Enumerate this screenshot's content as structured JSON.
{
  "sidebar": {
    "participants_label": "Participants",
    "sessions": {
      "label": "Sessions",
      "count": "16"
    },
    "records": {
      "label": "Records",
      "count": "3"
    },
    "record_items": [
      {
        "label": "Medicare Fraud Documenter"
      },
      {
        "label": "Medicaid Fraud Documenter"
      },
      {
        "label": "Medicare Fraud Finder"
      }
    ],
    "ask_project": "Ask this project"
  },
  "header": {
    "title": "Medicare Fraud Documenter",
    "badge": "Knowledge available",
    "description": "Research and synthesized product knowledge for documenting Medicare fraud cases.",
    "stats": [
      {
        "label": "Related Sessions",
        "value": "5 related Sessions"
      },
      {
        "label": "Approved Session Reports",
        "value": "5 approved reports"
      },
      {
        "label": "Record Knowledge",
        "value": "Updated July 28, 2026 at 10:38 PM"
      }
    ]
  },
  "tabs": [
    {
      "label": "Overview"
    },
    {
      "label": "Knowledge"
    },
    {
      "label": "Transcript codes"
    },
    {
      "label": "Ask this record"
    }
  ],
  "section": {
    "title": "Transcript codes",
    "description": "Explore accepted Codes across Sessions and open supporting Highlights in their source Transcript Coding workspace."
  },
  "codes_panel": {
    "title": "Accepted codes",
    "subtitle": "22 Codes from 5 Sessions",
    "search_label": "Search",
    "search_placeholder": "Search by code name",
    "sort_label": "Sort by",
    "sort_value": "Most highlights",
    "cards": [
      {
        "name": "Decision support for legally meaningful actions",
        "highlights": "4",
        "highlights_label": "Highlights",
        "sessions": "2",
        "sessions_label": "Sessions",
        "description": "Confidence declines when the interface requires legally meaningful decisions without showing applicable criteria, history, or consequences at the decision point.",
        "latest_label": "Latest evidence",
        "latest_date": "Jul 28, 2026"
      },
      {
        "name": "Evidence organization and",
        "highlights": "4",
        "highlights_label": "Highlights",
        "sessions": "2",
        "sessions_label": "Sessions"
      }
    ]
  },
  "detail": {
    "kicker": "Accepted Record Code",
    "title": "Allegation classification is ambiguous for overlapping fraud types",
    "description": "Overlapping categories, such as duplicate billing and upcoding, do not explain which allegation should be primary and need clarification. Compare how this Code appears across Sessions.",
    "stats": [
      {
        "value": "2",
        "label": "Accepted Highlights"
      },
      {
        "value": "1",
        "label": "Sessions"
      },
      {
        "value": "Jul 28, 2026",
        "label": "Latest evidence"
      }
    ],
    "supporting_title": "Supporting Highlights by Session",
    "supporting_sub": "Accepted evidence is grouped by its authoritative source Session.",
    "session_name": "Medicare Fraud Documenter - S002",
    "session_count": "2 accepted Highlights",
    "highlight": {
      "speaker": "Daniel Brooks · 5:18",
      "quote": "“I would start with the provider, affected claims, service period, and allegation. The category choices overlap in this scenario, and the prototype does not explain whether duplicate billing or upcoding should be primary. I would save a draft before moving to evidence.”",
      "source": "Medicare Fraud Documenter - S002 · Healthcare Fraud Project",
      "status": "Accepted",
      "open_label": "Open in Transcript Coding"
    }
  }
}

INSTRUCTIONS FOR THE TASK: Transcribe every record above exactly as it appears.

FULL ANSWER:
Enumerate this screenshot's content as structured JSON.
{
  "sidebar": {
    "participants_label": "Participants",
    "sessions": {
      "label": "Sessions",
      "count": "16"
    },
    "records": {
      "label": "Records",
      "count": "3"
    },
    "record_items": [
      {
        "label": "Medicare Fraud Documenter"
      },
      {
        "label": "Medicaid Fraud Documenter"
      },
      {
        "label": "Medicare Fraud Finder"
      }
    ],
    "ask_project": "Ask this project"
  },
  "header": {
    "title": "Medicare Fraud Documenter",
    "badge": "Knowledge available",
    "description": "Research and synthesized product knowledge for documenting Medicare fraud cases.",
    "stats": [
      {
        "label": "Related Sessions",
        "value": "5 related Sessions"
      },
      {
        "label": "Approved Session Reports",
        "value": "5 approved reports"
      },
      {
        "label": "Record Knowledge",
        "value": "Updated July 28, 2026 at 10:38 PM"
      }
    ]
  },
  "tabs": [
    {
      "label": "Overview"
    },
    {
      "label": "Knowledge"
    },
    {
      "label": "Transcript codes"
    },
    {
      "label": "Ask this record"
    }
  ],
  "section": {
    "title": "Transcript codes",
    "description": "Explore accepted Codes across Sessions and open supporting Highlights in their source Transcript Coding workspace."
  },
  "codes_panel": {
    "title": "Accepted codes",
    "subtitle": "22 Codes from 5 Sessions",
    "search_label": "Search",
    "search_placeholder": "Search by code name",
    "sort_label": "Sort by",
    "sort_value": "Most highlights",
    "cards": [
      {
        "name": "Decision support for legally meaningful actions",
        "highlights": "4",
        "highlights_label": "Highlights",
        "sessions": "2",
        "sessions_label": "Sessions",
        "description": "Confidence declines when the interface requires legally meaningful decisions without showing applicable criteria, history, or consequences at the decision point.",
        "latest_label": "Latest evidence",
        "latest_date": "Jul 28, 2026"
      },
      {
        "name": "Evidence organization and",
        "highlights": "4",
        "highlights_label": "Highlights",
        "sessions": "2",
        "sessions_label": "Sessions"
      }
    ]
  },
  "detail": {
    "kicker": "Accepted Record Code",
    "title": "Allegation classification is ambiguous for overlapping fraud types",
    "description": "Overlapping categories, such as duplicate billing and upcoding, do not explain which allegation should be primary and need clarification. Compare how this Code appears across Sessions.",
    "stats": [
      {
        "value": "2",
        "label": "Accepted Highlights"
      },
      {
        "value": "1",
        "label": "Sessions"
      },
      {
        "value": "Jul 28, 2026",
        "label": "Latest evidence"
      }
    ],
    "supporting_title": "Supporting Highlights by Session",
    "supporting_sub": "Accepted evidence is grouped by its authoritative source Session.",
    "session_name": "Medicare Fraud Documenter - S002",
    "session_count": "2 accepted Highlights",
    "highlight": {
      "speaker": "Daniel Brooks · 5:18",
      "quote": "“I would start with the provider, affected claims, service period, and allegation. The category choices overlap in this scenario, and the prototype does not explain whether duplicate billing or upcoding should be primary. I would save a draft before moving to evidence.”",
      "source": "Medicare Fraud Documenter - S002 · Healthcare Fraud Project",
      "status": "Accepted",
      "open_label": "Open in Transcript Coding"
    }
  }
}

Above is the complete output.